◆ Problem requirements:
Produce an exact copy of all the data below, dropping every image.

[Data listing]
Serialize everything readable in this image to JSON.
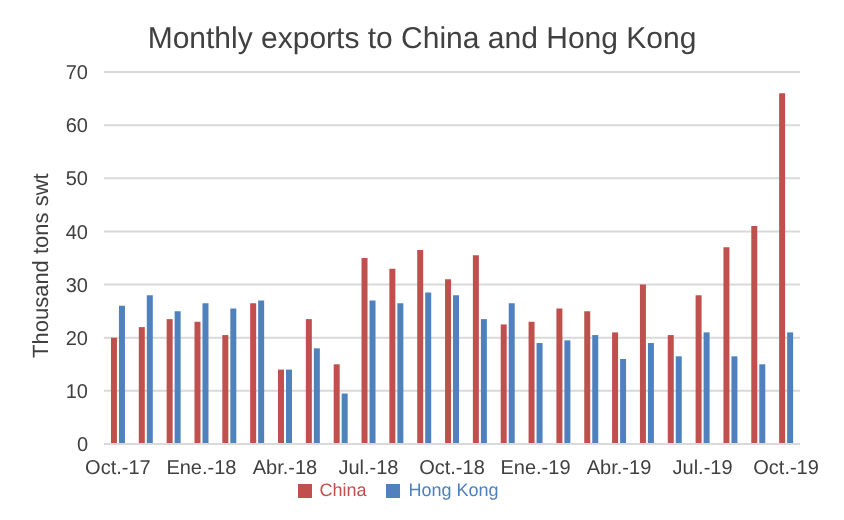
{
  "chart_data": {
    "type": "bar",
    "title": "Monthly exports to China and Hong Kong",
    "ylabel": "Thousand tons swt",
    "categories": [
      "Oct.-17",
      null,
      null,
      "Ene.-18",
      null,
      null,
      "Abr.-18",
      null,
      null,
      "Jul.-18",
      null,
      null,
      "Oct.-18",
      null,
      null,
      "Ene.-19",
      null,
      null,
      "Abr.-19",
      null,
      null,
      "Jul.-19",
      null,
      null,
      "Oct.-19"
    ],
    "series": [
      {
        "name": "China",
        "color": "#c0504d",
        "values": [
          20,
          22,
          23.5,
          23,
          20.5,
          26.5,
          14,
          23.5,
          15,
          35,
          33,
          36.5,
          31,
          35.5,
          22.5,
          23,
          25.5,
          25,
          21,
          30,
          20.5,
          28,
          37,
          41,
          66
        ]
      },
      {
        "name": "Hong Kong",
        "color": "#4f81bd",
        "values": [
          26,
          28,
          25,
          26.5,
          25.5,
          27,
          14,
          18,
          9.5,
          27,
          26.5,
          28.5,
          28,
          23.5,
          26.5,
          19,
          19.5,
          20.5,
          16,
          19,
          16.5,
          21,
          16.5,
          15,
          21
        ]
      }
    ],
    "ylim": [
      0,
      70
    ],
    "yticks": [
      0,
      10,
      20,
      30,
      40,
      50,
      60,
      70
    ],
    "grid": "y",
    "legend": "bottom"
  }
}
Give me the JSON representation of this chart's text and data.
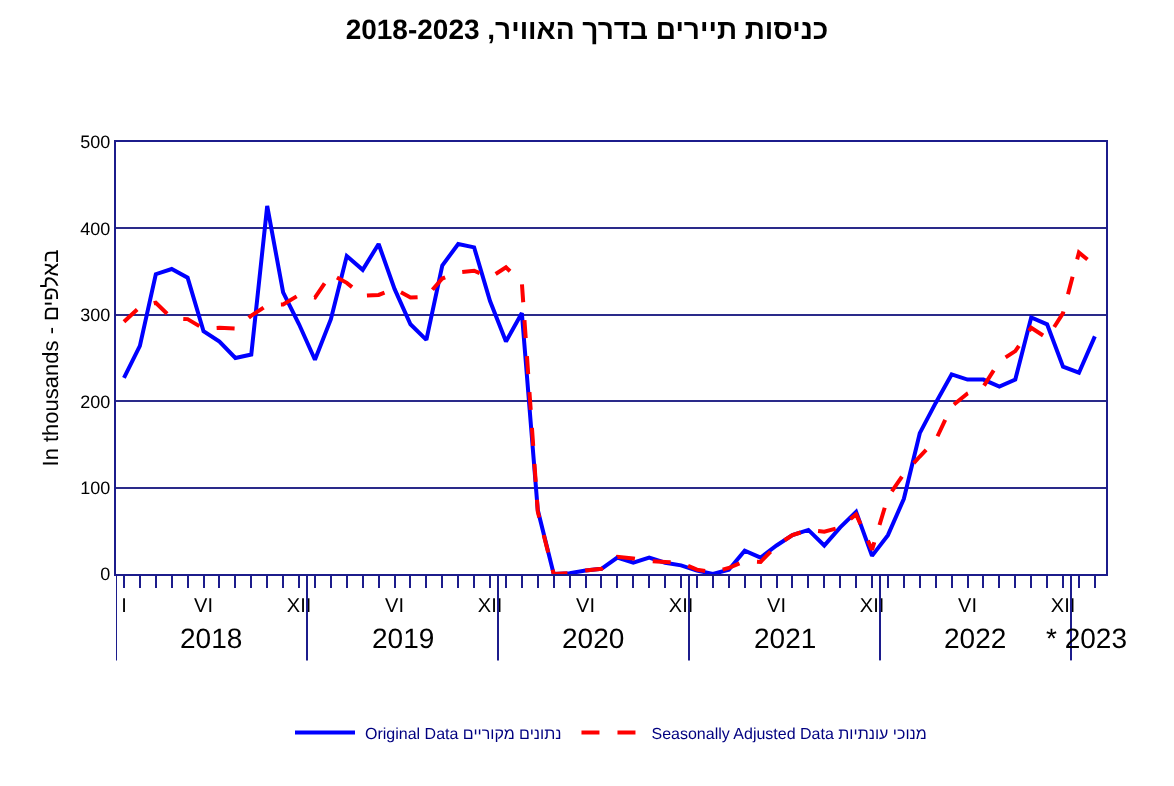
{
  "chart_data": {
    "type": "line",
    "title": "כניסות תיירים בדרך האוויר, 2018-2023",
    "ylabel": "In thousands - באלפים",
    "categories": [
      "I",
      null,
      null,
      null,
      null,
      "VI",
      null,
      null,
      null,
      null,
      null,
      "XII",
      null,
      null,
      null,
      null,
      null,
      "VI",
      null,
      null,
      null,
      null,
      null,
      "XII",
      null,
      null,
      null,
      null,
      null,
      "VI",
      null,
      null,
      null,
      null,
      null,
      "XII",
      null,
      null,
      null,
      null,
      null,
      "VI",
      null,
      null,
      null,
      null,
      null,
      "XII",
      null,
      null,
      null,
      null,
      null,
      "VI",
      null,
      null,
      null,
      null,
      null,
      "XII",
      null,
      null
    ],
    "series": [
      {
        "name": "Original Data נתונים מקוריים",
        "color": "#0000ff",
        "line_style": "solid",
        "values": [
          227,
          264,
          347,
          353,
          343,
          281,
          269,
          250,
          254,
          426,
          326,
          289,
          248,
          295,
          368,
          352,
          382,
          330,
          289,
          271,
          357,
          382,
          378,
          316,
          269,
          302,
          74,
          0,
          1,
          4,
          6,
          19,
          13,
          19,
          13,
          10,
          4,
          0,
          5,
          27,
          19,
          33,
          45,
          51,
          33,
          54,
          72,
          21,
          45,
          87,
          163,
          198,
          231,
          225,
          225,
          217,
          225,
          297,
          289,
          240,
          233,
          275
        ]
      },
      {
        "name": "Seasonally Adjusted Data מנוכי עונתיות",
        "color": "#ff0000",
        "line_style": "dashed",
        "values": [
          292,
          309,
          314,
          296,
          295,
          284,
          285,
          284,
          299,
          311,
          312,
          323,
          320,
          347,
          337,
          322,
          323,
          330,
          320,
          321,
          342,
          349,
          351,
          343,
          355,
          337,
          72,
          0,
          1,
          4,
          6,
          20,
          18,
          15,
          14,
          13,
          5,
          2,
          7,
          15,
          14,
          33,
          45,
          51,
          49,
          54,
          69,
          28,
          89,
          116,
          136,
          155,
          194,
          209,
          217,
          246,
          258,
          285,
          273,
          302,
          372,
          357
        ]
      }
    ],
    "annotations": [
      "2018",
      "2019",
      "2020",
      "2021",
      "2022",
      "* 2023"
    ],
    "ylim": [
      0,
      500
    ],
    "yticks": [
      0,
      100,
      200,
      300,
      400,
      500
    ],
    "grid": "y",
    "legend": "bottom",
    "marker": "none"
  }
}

◆ Right answer:
Serialize everything readable in this image to JSON.
{
  "chart_data": {
    "type": "bar",
    "title": "Monthly exports to China and Hong Kong",
    "ylabel": "Thousand tons swt",
    "categories": [
      "Oct.-17",
      null,
      null,
      "Ene.-18",
      null,
      null,
      "Abr.-18",
      null,
      null,
      "Jul.-18",
      null,
      null,
      "Oct.-18",
      null,
      null,
      "Ene.-19",
      null,
      null,
      "Abr.-19",
      null,
      null,
      "Jul.-19",
      null,
      null,
      "Oct.-19"
    ],
    "series": [
      {
        "name": "China",
        "color": "#c0504d",
        "values": [
          20,
          22,
          23.5,
          23,
          20.5,
          26.5,
          14,
          23.5,
          15,
          35,
          33,
          36.5,
          31,
          35.5,
          22.5,
          23,
          25.5,
          25,
          21,
          30,
          20.5,
          28,
          37,
          41,
          66
        ]
      },
      {
        "name": "Hong Kong",
        "color": "#4f81bd",
        "values": [
          26,
          28,
          25,
          26.5,
          25.5,
          27,
          14,
          18,
          9.5,
          27,
          26.5,
          28.5,
          28,
          23.5,
          26.5,
          19,
          19.5,
          20.5,
          16,
          19,
          16.5,
          21,
          16.5,
          15,
          21
        ]
      }
    ],
    "ylim": [
      0,
      70
    ],
    "yticks": [
      0,
      10,
      20,
      30,
      40,
      50,
      60,
      70
    ],
    "grid": "y",
    "legend": "bottom"
  }
}
Give me the JSON representation of this chart's text and data.
{
  "chart_data": {
    "type": "line",
    "title": "כניסות תיירים בדרך האוויר, 2018-2023",
    "ylabel": "In thousands - באלפים",
    "categories": [
      "I",
      null,
      null,
      null,
      null,
      "VI",
      null,
      null,
      null,
      null,
      null,
      "XII",
      null,
      null,
      null,
      null,
      null,
      "VI",
      null,
      null,
      null,
      null,
      null,
      "XII",
      null,
      null,
      null,
      null,
      null,
      "VI",
      null,
      null,
      null,
      null,
      null,
      "XII",
      null,
      null,
      null,
      null,
      null,
      "VI",
      null,
      null,
      null,
      null,
      null,
      "XII",
      null,
      null,
      null,
      null,
      null,
      "VI",
      null,
      null,
      null,
      null,
      null,
      "XII",
      null,
      null
    ],
    "series": [
      {
        "name": "Original Data נתונים מקוריים",
        "color": "#0000ff",
        "line_style": "solid",
        "values": [
          227,
          264,
          347,
          353,
          343,
          281,
          269,
          250,
          254,
          426,
          326,
          289,
          248,
          295,
          368,
          352,
          382,
          330,
          289,
          271,
          357,
          382,
          378,
          316,
          269,
          302,
          74,
          0,
          1,
          4,
          6,
          19,
          13,
          19,
          13,
          10,
          4,
          0,
          5,
          27,
          19,
          33,
          45,
          51,
          33,
          54,
          72,
          21,
          45,
          87,
          163,
          198,
          231,
          225,
          225,
          217,
          225,
          297,
          289,
          240,
          233,
          275
        ]
      },
      {
        "name": "Seasonally Adjusted Data מנוכי עונתיות",
        "color": "#ff0000",
        "line_style": "dashed",
        "values": [
          292,
          309,
          314,
          296,
          295,
          284,
          285,
          284,
          299,
          311,
          312,
          323,
          320,
          347,
          337,
          322,
          323,
          330,
          320,
          321,
          342,
          349,
          351,
          343,
          355,
          337,
          72,
          0,
          1,
          4,
          6,
          20,
          18,
          15,
          14,
          13,
          5,
          2,
          7,
          15,
          14,
          33,
          45,
          51,
          49,
          54,
          69,
          28,
          89,
          116,
          136,
          155,
          194,
          209,
          217,
          246,
          258,
          285,
          273,
          302,
          372,
          357
        ]
      }
    ],
    "annotations": [
      "2018",
      "2019",
      "2020",
      "2021",
      "2022",
      "* 2023"
    ],
    "ylim": [
      0,
      500
    ],
    "yticks": [
      0,
      100,
      200,
      300,
      400,
      500
    ],
    "grid": "y",
    "legend": "bottom",
    "marker": "none"
  }
}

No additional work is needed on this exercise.